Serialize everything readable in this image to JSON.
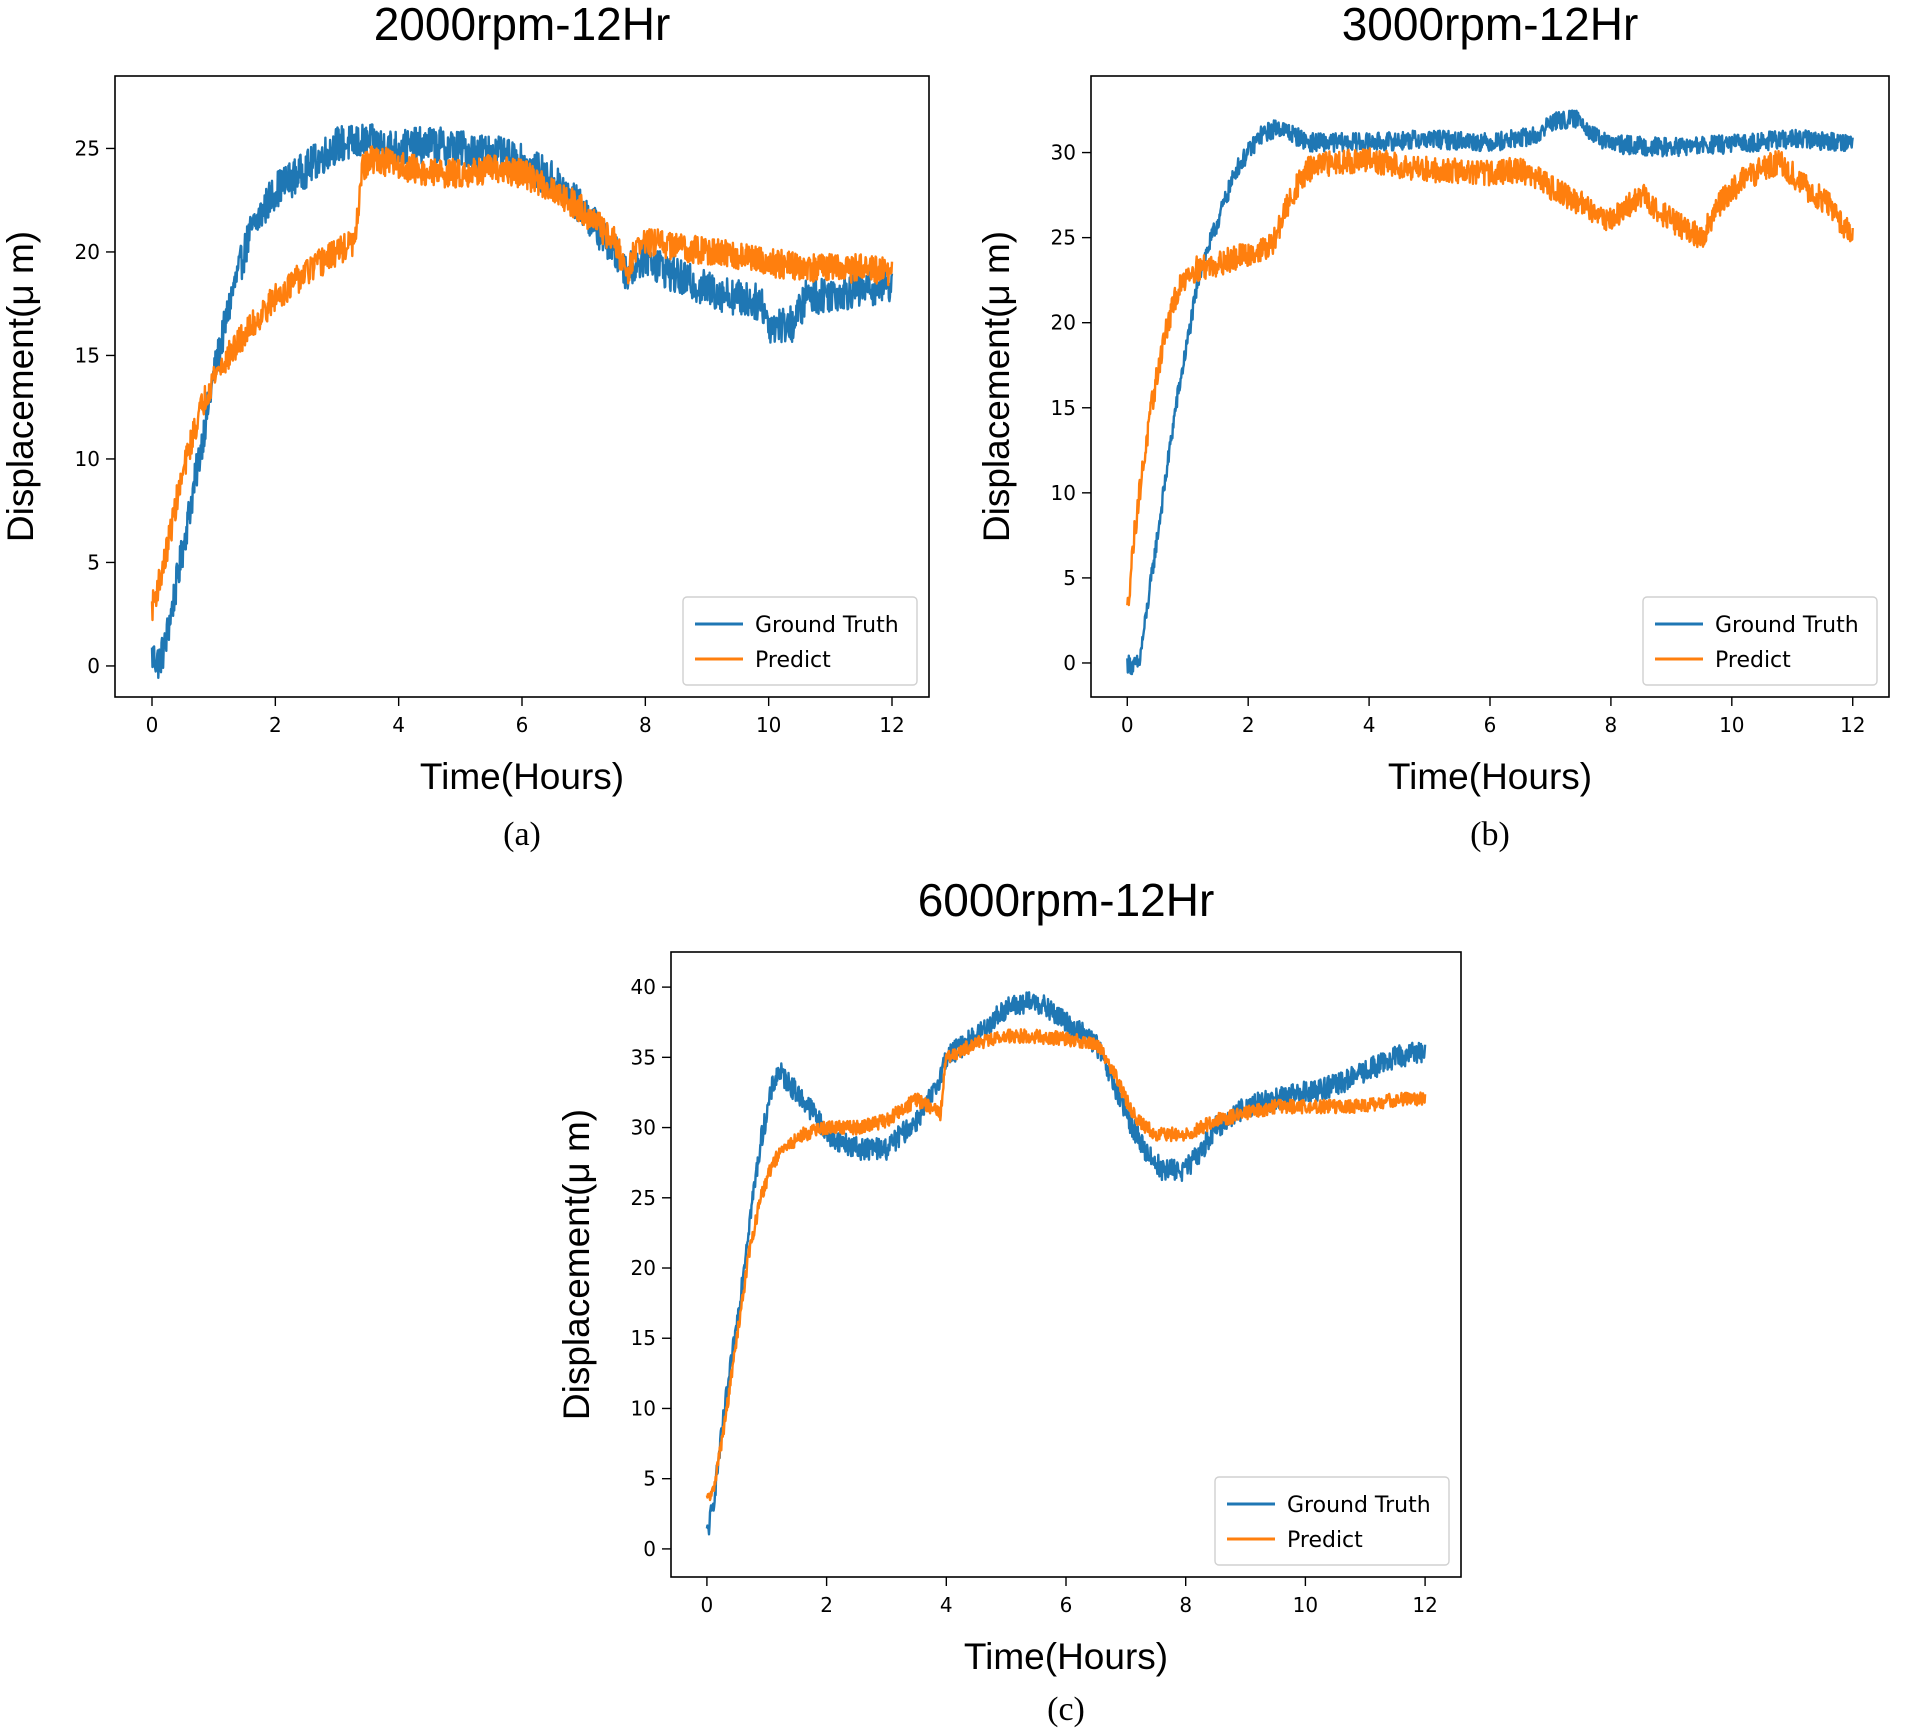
{
  "chart_data": [
    {
      "type": "line",
      "caption": "(a)",
      "title": "2000rpm-12Hr",
      "xlabel": "Time(Hours)",
      "ylabel": "Displacement(μ m)",
      "xlim": [
        -0.6,
        12.6
      ],
      "ylim": [
        -1.5,
        28.5
      ],
      "xticks": [
        "0",
        "2",
        "4",
        "6",
        "8",
        "10",
        "12"
      ],
      "yticks": [
        "0",
        "5",
        "10",
        "15",
        "20",
        "25"
      ],
      "legend": {
        "position": "lower-right",
        "entries": [
          "Ground Truth",
          "Predict"
        ]
      },
      "series": [
        {
          "name": "Ground Truth",
          "color": "#1f77b4",
          "noise": 0.9,
          "points": [
            [
              0,
              0.5
            ],
            [
              0.1,
              0.2
            ],
            [
              0.2,
              0.8
            ],
            [
              0.4,
              4
            ],
            [
              0.7,
              9
            ],
            [
              1,
              14
            ],
            [
              1.3,
              18
            ],
            [
              1.6,
              21
            ],
            [
              2,
              23
            ],
            [
              2.5,
              24
            ],
            [
              3,
              25.2
            ],
            [
              3.5,
              25.3
            ],
            [
              4,
              25
            ],
            [
              4.5,
              25.2
            ],
            [
              5,
              25
            ],
            [
              5.5,
              24.8
            ],
            [
              6,
              24.3
            ],
            [
              6.5,
              23.5
            ],
            [
              7,
              22
            ],
            [
              7.5,
              20
            ],
            [
              7.7,
              19
            ],
            [
              8,
              19.8
            ],
            [
              8.5,
              18.8
            ],
            [
              9,
              18.2
            ],
            [
              9.5,
              17.8
            ],
            [
              9.9,
              17.5
            ],
            [
              10,
              16.5
            ],
            [
              10.4,
              16.5
            ],
            [
              10.6,
              17.8
            ],
            [
              11,
              18
            ],
            [
              11.5,
              18.2
            ],
            [
              12,
              18.5
            ]
          ]
        },
        {
          "name": "Predict",
          "color": "#ff7f0e",
          "noise": 0.7,
          "points": [
            [
              0,
              2.8
            ],
            [
              0.2,
              5
            ],
            [
              0.4,
              8
            ],
            [
              0.6,
              10.5
            ],
            [
              0.8,
              12.5
            ],
            [
              1,
              14
            ],
            [
              1.5,
              16
            ],
            [
              2,
              17.8
            ],
            [
              2.5,
              19
            ],
            [
              3,
              20
            ],
            [
              3.3,
              20.5
            ],
            [
              3.4,
              24
            ],
            [
              3.6,
              24.5
            ],
            [
              4,
              24.2
            ],
            [
              4.5,
              23.8
            ],
            [
              5,
              23.8
            ],
            [
              5.5,
              24
            ],
            [
              6,
              23.8
            ],
            [
              6.5,
              23
            ],
            [
              7,
              22
            ],
            [
              7.5,
              20.5
            ],
            [
              7.7,
              19
            ],
            [
              7.9,
              20.5
            ],
            [
              8.5,
              20.3
            ],
            [
              9,
              20
            ],
            [
              9.5,
              19.8
            ],
            [
              10,
              19.5
            ],
            [
              10.5,
              19.3
            ],
            [
              11,
              19.2
            ],
            [
              11.5,
              19.2
            ],
            [
              12,
              19
            ]
          ]
        }
      ]
    },
    {
      "type": "line",
      "caption": "(b)",
      "title": "3000rpm-12Hr",
      "xlabel": "Time(Hours)",
      "ylabel": "Displacement(μ m)",
      "xlim": [
        -0.6,
        12.6
      ],
      "ylim": [
        -2,
        34.5
      ],
      "xticks": [
        "0",
        "2",
        "4",
        "6",
        "8",
        "10",
        "12"
      ],
      "yticks": [
        "0",
        "5",
        "10",
        "15",
        "20",
        "25",
        "30"
      ],
      "legend": {
        "position": "lower-right",
        "entries": [
          "Ground Truth",
          "Predict"
        ]
      },
      "series": [
        {
          "name": "Ground Truth",
          "color": "#1f77b4",
          "noise": 0.55,
          "points": [
            [
              0,
              0
            ],
            [
              0.1,
              -0.2
            ],
            [
              0.2,
              0
            ],
            [
              0.4,
              5
            ],
            [
              0.6,
              10
            ],
            [
              0.8,
              15
            ],
            [
              1,
              19
            ],
            [
              1.2,
              23
            ],
            [
              1.5,
              26
            ],
            [
              1.8,
              29
            ],
            [
              2.2,
              31
            ],
            [
              2.5,
              31.5
            ],
            [
              3,
              30.6
            ],
            [
              4,
              30.6
            ],
            [
              5,
              30.8
            ],
            [
              6,
              30.6
            ],
            [
              6.8,
              31
            ],
            [
              7,
              31.8
            ],
            [
              7.5,
              32
            ],
            [
              7.7,
              31
            ],
            [
              8,
              30.5
            ],
            [
              9,
              30.3
            ],
            [
              10,
              30.5
            ],
            [
              11,
              30.8
            ],
            [
              12,
              30.6
            ]
          ]
        },
        {
          "name": "Predict",
          "color": "#ff7f0e",
          "noise": 0.75,
          "points": [
            [
              0,
              3
            ],
            [
              0.1,
              7
            ],
            [
              0.2,
              10
            ],
            [
              0.4,
              15
            ],
            [
              0.6,
              19
            ],
            [
              0.8,
              21.5
            ],
            [
              1,
              23
            ],
            [
              1.5,
              23.5
            ],
            [
              2,
              24
            ],
            [
              2.4,
              24.5
            ],
            [
              2.6,
              26.5
            ],
            [
              2.8,
              28
            ],
            [
              3,
              29
            ],
            [
              3.5,
              29.5
            ],
            [
              4,
              29.5
            ],
            [
              5,
              29
            ],
            [
              6,
              28.8
            ],
            [
              6.5,
              29
            ],
            [
              7,
              28
            ],
            [
              7.5,
              27
            ],
            [
              8,
              26
            ],
            [
              8.5,
              27.5
            ],
            [
              9,
              26
            ],
            [
              9.5,
              25
            ],
            [
              9.8,
              27
            ],
            [
              10.2,
              28.5
            ],
            [
              10.8,
              29.5
            ],
            [
              11.2,
              28
            ],
            [
              11.6,
              27
            ],
            [
              12,
              25
            ]
          ]
        }
      ]
    },
    {
      "type": "line",
      "caption": "(c)",
      "title": "6000rpm-12Hr",
      "xlabel": "Time(Hours)",
      "ylabel": "Displacement(μ m)",
      "xlim": [
        -0.6,
        12.6
      ],
      "ylim": [
        -2,
        42.5
      ],
      "xticks": [
        "0",
        "2",
        "4",
        "6",
        "8",
        "10",
        "12"
      ],
      "yticks": [
        "0",
        "5",
        "10",
        "15",
        "20",
        "25",
        "30",
        "35",
        "40"
      ],
      "legend": {
        "position": "lower-right",
        "entries": [
          "Ground Truth",
          "Predict"
        ]
      },
      "series": [
        {
          "name": "Ground Truth",
          "color": "#1f77b4",
          "noise": 0.8,
          "points": [
            [
              0,
              1
            ],
            [
              0.1,
              3
            ],
            [
              0.3,
              10
            ],
            [
              0.5,
              16
            ],
            [
              0.7,
              23
            ],
            [
              0.9,
              29
            ],
            [
              1.1,
              33
            ],
            [
              1.2,
              34
            ],
            [
              1.5,
              32.5
            ],
            [
              1.8,
              31
            ],
            [
              2,
              29.5
            ],
            [
              2.5,
              28.5
            ],
            [
              3,
              28.5
            ],
            [
              3.5,
              30.5
            ],
            [
              3.8,
              32.5
            ],
            [
              4,
              35
            ],
            [
              4.5,
              36.5
            ],
            [
              5,
              38.5
            ],
            [
              5.5,
              39
            ],
            [
              6,
              37.5
            ],
            [
              6.5,
              36
            ],
            [
              6.8,
              33
            ],
            [
              7,
              31
            ],
            [
              7.3,
              28.5
            ],
            [
              7.6,
              27
            ],
            [
              8,
              27
            ],
            [
              8.2,
              28
            ],
            [
              8.5,
              30
            ],
            [
              9,
              31.5
            ],
            [
              9.5,
              32
            ],
            [
              10,
              32.5
            ],
            [
              10.5,
              33
            ],
            [
              11,
              34
            ],
            [
              11.5,
              35
            ],
            [
              12,
              35.5
            ]
          ]
        },
        {
          "name": "Predict",
          "color": "#ff7f0e",
          "noise": 0.5,
          "points": [
            [
              0,
              3.5
            ],
            [
              0.1,
              4
            ],
            [
              0.3,
              9
            ],
            [
              0.5,
              15
            ],
            [
              0.7,
              21
            ],
            [
              0.9,
              25
            ],
            [
              1.1,
              27.5
            ],
            [
              1.3,
              28.5
            ],
            [
              1.6,
              29.5
            ],
            [
              2,
              30
            ],
            [
              2.5,
              30
            ],
            [
              3,
              30.5
            ],
            [
              3.5,
              32
            ],
            [
              3.9,
              31
            ],
            [
              4,
              35
            ],
            [
              4.5,
              36
            ],
            [
              5,
              36.5
            ],
            [
              5.5,
              36.5
            ],
            [
              6,
              36.3
            ],
            [
              6.5,
              36
            ],
            [
              6.8,
              34
            ],
            [
              7,
              32
            ],
            [
              7.2,
              30.5
            ],
            [
              7.5,
              29.5
            ],
            [
              8,
              29.5
            ],
            [
              8.5,
              30.5
            ],
            [
              9,
              31
            ],
            [
              9.5,
              31.5
            ],
            [
              10,
              31.5
            ],
            [
              10.5,
              31.5
            ],
            [
              11,
              31.5
            ],
            [
              11.5,
              32
            ],
            [
              12,
              32
            ]
          ]
        }
      ]
    }
  ]
}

## What is required
Return each line among the entries that holds the word "title".

## Response to the exercise
      "title": "2000rpm-12Hr",
      "title": "3000rpm-12Hr",
      "title": "6000rpm-12Hr",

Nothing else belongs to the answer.